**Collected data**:
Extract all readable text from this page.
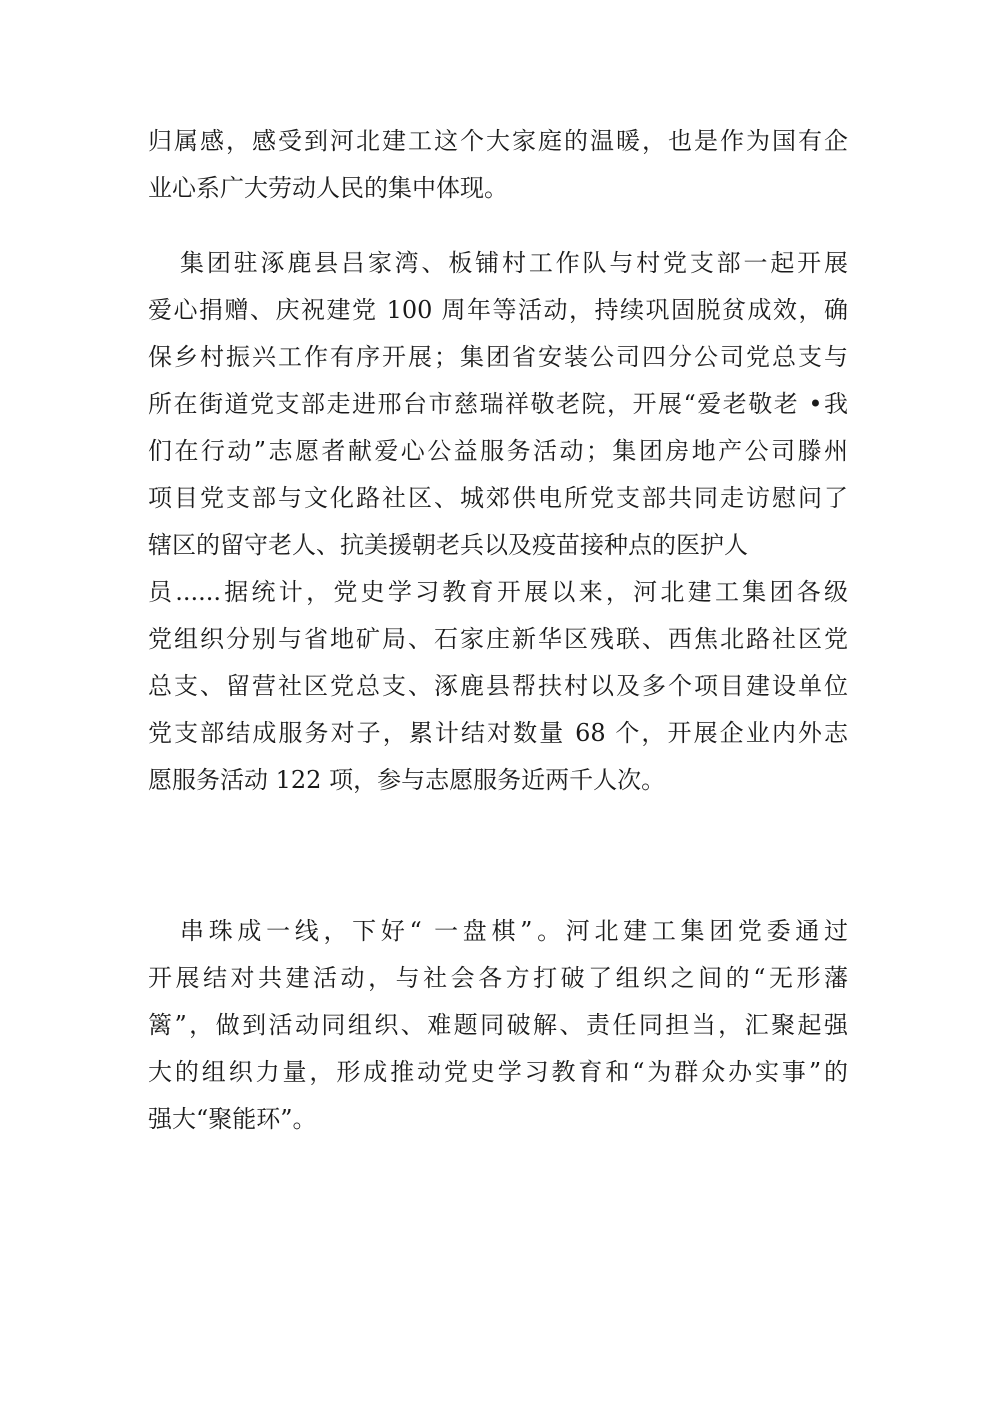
归属感，感受到河北建工这个大家庭的温暖，也是作为国有企
业心系广大劳动人民的集中体现。
集团驻涿鹿县吕家湾、板铺村工作队与村党支部一起开展
爱心捐赠、庆祝建党 100 周年等活动，持续巩固脱贫成效，确
保乡村振兴工作有序开展；集团省安装公司四分公司党总支与
所在街道党支部走进邢台市慈瑞祥敬老院，开展“爱老敬老 •我
们在行动”志愿者献爱心公益服务活动；集团房地产公司滕州
项目党支部与文化路社区、城郊供电所党支部共同走访慰问了
辖区的留守老人、抗美援朝老兵以及疫苗接种点的医护人
员......据统计，党史学习教育开展以来，河北建工集团各级
党组织分别与省地矿局、石家庄新华区残联、西焦北路社区党
总支、留营社区党总支、涿鹿县帮扶村以及多个项目建设单位
党支部结成服务对子，累计结对数量 68 个，开展企业内外志
愿服务活动 122 项，参与志愿服务近两千人次。
串珠成一线，下好“ 一盘棋”。河北建工集团党委通过
开展结对共建活动，与社会各方打破了组织之间的“无形藩
篱”，做到活动同组织、难题同破解、责任同担当，汇聚起强
大的组织力量，形成推动党史学习教育和“为群众办实事”的
强大“聚能环”。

**What is required**:
Repeat the records word for word. Any picture in them should be left out.

**Answer to the problem**:
Extract all readable text from this page.
归属感，感受到河北建工这个大家庭的温暖，也是作为国有企
业心系广大劳动人民的集中体现。
集团驻涿鹿县吕家湾、板铺村工作队与村党支部一起开展
爱心捐赠、庆祝建党 100 周年等活动，持续巩固脱贫成效，确
保乡村振兴工作有序开展；集团省安装公司四分公司党总支与
所在街道党支部走进邢台市慈瑞祥敬老院，开展“爱老敬老 •我
们在行动”志愿者献爱心公益服务活动；集团房地产公司滕州
项目党支部与文化路社区、城郊供电所党支部共同走访慰问了
辖区的留守老人、抗美援朝老兵以及疫苗接种点的医护人
员......据统计，党史学习教育开展以来，河北建工集团各级
党组织分别与省地矿局、石家庄新华区残联、西焦北路社区党
总支、留营社区党总支、涿鹿县帮扶村以及多个项目建设单位
党支部结成服务对子，累计结对数量 68 个，开展企业内外志
愿服务活动 122 项，参与志愿服务近两千人次。
串珠成一线，下好“ 一盘棋”。河北建工集团党委通过
开展结对共建活动，与社会各方打破了组织之间的“无形藩
篱”，做到活动同组织、难题同破解、责任同担当，汇聚起强
大的组织力量，形成推动党史学习教育和“为群众办实事”的
强大“聚能环”。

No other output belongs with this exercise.